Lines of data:
★ ★ ★ ★ ★
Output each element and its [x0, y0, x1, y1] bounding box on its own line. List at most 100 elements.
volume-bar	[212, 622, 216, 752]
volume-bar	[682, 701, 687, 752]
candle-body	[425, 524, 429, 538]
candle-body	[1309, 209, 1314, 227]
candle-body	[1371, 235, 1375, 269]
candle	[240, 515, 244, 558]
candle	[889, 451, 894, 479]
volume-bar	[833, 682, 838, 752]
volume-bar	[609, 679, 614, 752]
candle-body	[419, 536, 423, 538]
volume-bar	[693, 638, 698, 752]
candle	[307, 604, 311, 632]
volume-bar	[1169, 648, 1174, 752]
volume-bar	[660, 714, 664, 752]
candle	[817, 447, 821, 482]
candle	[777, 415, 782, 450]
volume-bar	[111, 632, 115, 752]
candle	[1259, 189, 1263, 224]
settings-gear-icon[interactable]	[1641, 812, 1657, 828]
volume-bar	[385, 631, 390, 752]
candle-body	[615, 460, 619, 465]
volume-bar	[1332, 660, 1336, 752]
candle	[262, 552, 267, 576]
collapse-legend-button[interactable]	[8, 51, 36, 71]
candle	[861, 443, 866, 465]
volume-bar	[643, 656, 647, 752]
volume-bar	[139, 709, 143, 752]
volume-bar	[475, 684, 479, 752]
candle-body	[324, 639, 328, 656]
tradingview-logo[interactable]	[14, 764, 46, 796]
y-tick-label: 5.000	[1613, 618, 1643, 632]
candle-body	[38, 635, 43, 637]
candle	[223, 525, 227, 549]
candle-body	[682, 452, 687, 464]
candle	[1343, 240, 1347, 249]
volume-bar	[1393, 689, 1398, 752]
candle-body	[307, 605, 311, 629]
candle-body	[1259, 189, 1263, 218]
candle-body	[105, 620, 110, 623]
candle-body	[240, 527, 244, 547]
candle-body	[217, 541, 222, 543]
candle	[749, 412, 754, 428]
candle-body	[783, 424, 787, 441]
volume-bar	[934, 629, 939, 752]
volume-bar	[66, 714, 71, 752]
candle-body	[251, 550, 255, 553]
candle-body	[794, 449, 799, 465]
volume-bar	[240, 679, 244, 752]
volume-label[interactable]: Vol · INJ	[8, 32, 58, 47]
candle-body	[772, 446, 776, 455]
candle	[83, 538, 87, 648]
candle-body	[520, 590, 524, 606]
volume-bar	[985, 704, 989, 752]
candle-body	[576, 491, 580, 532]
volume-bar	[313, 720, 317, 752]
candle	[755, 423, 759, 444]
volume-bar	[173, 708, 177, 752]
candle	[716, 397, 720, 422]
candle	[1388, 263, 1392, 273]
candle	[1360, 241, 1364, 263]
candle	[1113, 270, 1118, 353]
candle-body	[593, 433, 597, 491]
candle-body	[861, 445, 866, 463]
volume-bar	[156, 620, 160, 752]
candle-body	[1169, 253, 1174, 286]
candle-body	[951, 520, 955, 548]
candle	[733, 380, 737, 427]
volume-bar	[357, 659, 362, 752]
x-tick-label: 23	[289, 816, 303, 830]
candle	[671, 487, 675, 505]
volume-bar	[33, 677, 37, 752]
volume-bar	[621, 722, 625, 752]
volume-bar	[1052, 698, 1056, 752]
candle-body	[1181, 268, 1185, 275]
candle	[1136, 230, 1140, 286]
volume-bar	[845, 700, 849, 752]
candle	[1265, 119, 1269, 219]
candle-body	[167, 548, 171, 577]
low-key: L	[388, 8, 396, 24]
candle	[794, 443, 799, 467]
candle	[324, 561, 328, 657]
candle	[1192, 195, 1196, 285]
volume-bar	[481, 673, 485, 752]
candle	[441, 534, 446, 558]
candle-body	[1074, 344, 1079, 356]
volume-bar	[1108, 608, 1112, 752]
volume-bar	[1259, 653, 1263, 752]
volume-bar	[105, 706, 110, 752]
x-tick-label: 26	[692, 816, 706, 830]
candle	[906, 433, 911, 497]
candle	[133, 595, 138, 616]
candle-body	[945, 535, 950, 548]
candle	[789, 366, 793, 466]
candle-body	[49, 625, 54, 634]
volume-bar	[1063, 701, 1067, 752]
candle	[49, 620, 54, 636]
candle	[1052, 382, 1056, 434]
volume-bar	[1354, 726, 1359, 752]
★ ★ ★ ★ ★
--- Given task ---
Copy the records word for word, starting at the very first line and ending with the line that contains "209, 1314, 227]", including both of those lines.

--- Task output ---
Output each element and its [x0, y0, x1, y1] bounding box on its own line. List at most 100 elements.
volume-bar	[212, 622, 216, 752]
volume-bar	[682, 701, 687, 752]
candle-body	[425, 524, 429, 538]
candle-body	[1309, 209, 1314, 227]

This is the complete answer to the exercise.